• Work instruction
The answer must consist of every line below that contains the word "base".

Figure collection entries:
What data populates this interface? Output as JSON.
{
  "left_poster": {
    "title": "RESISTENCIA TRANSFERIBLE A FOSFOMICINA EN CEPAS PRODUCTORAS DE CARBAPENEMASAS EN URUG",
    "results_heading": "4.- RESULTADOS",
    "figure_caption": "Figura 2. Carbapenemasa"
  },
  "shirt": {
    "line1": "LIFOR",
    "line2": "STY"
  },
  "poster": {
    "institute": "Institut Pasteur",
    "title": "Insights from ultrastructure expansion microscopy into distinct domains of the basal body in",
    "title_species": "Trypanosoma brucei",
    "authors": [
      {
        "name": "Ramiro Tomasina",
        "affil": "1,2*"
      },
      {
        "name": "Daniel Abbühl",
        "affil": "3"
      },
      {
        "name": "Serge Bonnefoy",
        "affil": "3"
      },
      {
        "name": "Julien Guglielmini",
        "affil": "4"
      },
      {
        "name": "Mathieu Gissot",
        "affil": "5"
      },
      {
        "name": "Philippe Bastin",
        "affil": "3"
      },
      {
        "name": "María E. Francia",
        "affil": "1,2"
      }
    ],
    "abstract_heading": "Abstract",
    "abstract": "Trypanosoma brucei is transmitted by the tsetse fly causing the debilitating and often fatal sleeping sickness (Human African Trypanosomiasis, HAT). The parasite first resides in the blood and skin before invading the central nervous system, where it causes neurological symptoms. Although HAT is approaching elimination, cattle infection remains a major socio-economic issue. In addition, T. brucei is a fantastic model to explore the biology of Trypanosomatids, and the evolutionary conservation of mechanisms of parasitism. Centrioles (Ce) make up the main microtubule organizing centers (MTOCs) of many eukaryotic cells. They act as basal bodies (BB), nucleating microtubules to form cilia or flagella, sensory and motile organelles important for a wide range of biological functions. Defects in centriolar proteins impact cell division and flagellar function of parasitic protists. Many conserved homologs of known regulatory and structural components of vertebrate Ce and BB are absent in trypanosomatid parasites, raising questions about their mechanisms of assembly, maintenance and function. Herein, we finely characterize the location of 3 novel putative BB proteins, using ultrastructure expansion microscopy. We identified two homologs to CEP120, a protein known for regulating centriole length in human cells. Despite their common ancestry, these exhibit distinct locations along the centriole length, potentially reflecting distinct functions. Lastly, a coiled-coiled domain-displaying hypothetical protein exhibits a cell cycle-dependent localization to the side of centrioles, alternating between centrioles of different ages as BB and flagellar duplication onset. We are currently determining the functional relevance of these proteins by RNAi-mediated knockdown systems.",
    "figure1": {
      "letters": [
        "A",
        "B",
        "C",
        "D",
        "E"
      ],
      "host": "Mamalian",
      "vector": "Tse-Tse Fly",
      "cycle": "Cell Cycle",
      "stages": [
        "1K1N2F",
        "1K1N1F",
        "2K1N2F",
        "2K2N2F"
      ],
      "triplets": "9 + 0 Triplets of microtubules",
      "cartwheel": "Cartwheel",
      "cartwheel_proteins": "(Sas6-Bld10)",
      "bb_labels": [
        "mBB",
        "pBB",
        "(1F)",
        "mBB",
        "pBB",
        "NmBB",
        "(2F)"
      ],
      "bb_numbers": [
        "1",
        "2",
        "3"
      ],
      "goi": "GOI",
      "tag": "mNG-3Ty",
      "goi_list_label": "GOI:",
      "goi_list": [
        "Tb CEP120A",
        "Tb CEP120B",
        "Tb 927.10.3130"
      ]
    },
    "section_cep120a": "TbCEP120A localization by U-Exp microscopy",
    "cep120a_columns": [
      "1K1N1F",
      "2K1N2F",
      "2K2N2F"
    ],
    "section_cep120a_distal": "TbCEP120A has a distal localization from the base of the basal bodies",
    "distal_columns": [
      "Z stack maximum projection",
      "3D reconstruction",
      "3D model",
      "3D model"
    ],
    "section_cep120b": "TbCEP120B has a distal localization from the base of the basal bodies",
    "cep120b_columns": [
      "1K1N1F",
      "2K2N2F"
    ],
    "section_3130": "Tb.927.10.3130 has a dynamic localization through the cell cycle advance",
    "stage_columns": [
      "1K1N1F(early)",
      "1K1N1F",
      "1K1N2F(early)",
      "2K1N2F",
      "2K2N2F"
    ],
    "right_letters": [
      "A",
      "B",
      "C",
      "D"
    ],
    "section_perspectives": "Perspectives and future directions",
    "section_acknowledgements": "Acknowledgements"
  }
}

• Finished task
    "section_cep120a_distal": "TbCEP120A has a distal localization from the base of the basal bodies",
    "section_cep120b": "TbCEP120B has a distal localization from the base of the basal bodies",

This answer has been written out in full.